* **Aim**:
Quote every line as given.

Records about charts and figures
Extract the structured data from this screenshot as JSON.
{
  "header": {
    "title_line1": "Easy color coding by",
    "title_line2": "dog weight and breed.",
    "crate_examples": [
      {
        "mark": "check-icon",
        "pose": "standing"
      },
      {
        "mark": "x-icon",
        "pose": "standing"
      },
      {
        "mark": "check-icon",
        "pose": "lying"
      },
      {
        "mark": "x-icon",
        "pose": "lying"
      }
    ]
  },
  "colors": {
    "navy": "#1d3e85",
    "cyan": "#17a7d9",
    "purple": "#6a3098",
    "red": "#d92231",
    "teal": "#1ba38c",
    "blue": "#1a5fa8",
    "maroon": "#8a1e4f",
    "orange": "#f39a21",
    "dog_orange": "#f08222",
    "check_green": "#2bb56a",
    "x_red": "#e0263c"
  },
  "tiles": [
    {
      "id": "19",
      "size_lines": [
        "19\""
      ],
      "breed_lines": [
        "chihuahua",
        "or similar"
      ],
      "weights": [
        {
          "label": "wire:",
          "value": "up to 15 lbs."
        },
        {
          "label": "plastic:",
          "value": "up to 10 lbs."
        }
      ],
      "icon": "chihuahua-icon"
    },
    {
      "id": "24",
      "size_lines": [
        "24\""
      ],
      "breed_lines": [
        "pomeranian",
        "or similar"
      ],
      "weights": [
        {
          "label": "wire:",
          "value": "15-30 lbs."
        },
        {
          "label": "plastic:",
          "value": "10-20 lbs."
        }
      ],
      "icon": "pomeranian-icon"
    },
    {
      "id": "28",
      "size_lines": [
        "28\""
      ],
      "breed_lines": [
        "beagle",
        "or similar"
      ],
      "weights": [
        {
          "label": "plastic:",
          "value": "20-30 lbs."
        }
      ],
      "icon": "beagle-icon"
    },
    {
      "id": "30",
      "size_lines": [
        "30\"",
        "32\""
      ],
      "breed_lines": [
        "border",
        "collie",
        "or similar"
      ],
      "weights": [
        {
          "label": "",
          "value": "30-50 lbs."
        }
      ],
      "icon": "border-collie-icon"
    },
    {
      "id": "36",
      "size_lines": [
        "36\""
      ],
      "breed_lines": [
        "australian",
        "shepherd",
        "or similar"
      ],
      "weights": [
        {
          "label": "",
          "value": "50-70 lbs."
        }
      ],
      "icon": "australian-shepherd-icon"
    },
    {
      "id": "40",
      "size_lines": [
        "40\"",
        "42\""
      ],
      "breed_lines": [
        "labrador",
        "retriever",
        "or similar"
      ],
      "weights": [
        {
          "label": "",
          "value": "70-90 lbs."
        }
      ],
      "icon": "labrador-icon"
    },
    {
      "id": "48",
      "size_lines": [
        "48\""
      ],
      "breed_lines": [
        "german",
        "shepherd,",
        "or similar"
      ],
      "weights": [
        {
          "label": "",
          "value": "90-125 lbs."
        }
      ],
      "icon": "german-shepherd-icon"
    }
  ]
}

* **Reply**:
Extract the structured data from this screenshot as JSON.
{
  "header": {
    "title_line1": "Easy color coding by",
    "title_line2": "dog weight and breed.",
    "crate_examples": [
      {
        "mark": "check-icon",
        "pose": "standing"
      },
      {
        "mark": "x-icon",
        "pose": "standing"
      },
      {
        "mark": "check-icon",
        "pose": "lying"
      },
      {
        "mark": "x-icon",
        "pose": "lying"
      }
    ]
  },
  "colors": {
    "navy": "#1d3e85",
    "cyan": "#17a7d9",
    "purple": "#6a3098",
    "red": "#d92231",
    "teal": "#1ba38c",
    "blue": "#1a5fa8",
    "maroon": "#8a1e4f",
    "orange": "#f39a21",
    "dog_orange": "#f08222",
    "check_green": "#2bb56a",
    "x_red": "#e0263c"
  },
  "tiles": [
    {
      "id": "19",
      "size_lines": [
        "19\""
      ],
      "breed_lines": [
        "chihuahua",
        "or similar"
      ],
      "weights": [
        {
          "label": "wire:",
          "value": "up to 15 lbs."
        },
        {
          "label": "plastic:",
          "value": "up to 10 lbs."
        }
      ],
      "icon": "chihuahua-icon"
    },
    {
      "id": "24",
      "size_lines": [
        "24\""
      ],
      "breed_lines": [
        "pomeranian",
        "or similar"
      ],
      "weights": [
        {
          "label": "wire:",
          "value": "15-30 lbs."
        },
        {
          "label": "plastic:",
          "value": "10-20 lbs."
        }
      ],
      "icon": "pomeranian-icon"
    },
    {
      "id": "28",
      "size_lines": [
        "28\""
      ],
      "breed_lines": [
        "beagle",
        "or similar"
      ],
      "weights": [
        {
          "label": "plastic:",
          "value": "20-30 lbs."
        }
      ],
      "icon": "beagle-icon"
    },
    {
      "id": "30",
      "size_lines": [
        "30\"",
        "32\""
      ],
      "breed_lines": [
        "border",
        "collie",
        "or similar"
      ],
      "weights": [
        {
          "label": "",
          "value": "30-50 lbs."
        }
      ],
      "icon": "border-collie-icon"
    },
    {
      "id": "36",
      "size_lines": [
        "36\""
      ],
      "breed_lines": [
        "australian",
        "shepherd",
        "or similar"
      ],
      "weights": [
        {
          "label": "",
          "value": "50-70 lbs."
        }
      ],
      "icon": "australian-shepherd-icon"
    },
    {
      "id": "40",
      "size_lines": [
        "40\"",
        "42\""
      ],
      "breed_lines": [
        "labrador",
        "retriever",
        "or similar"
      ],
      "weights": [
        {
          "label": "",
          "value": "70-90 lbs."
        }
      ],
      "icon": "labrador-icon"
    },
    {
      "id": "48",
      "size_lines": [
        "48\""
      ],
      "breed_lines": [
        "german",
        "shepherd,",
        "or similar"
      ],
      "weights": [
        {
          "label": "",
          "value": "90-125 lbs."
        }
      ],
      "icon": "german-shepherd-icon"
    }
  ]
}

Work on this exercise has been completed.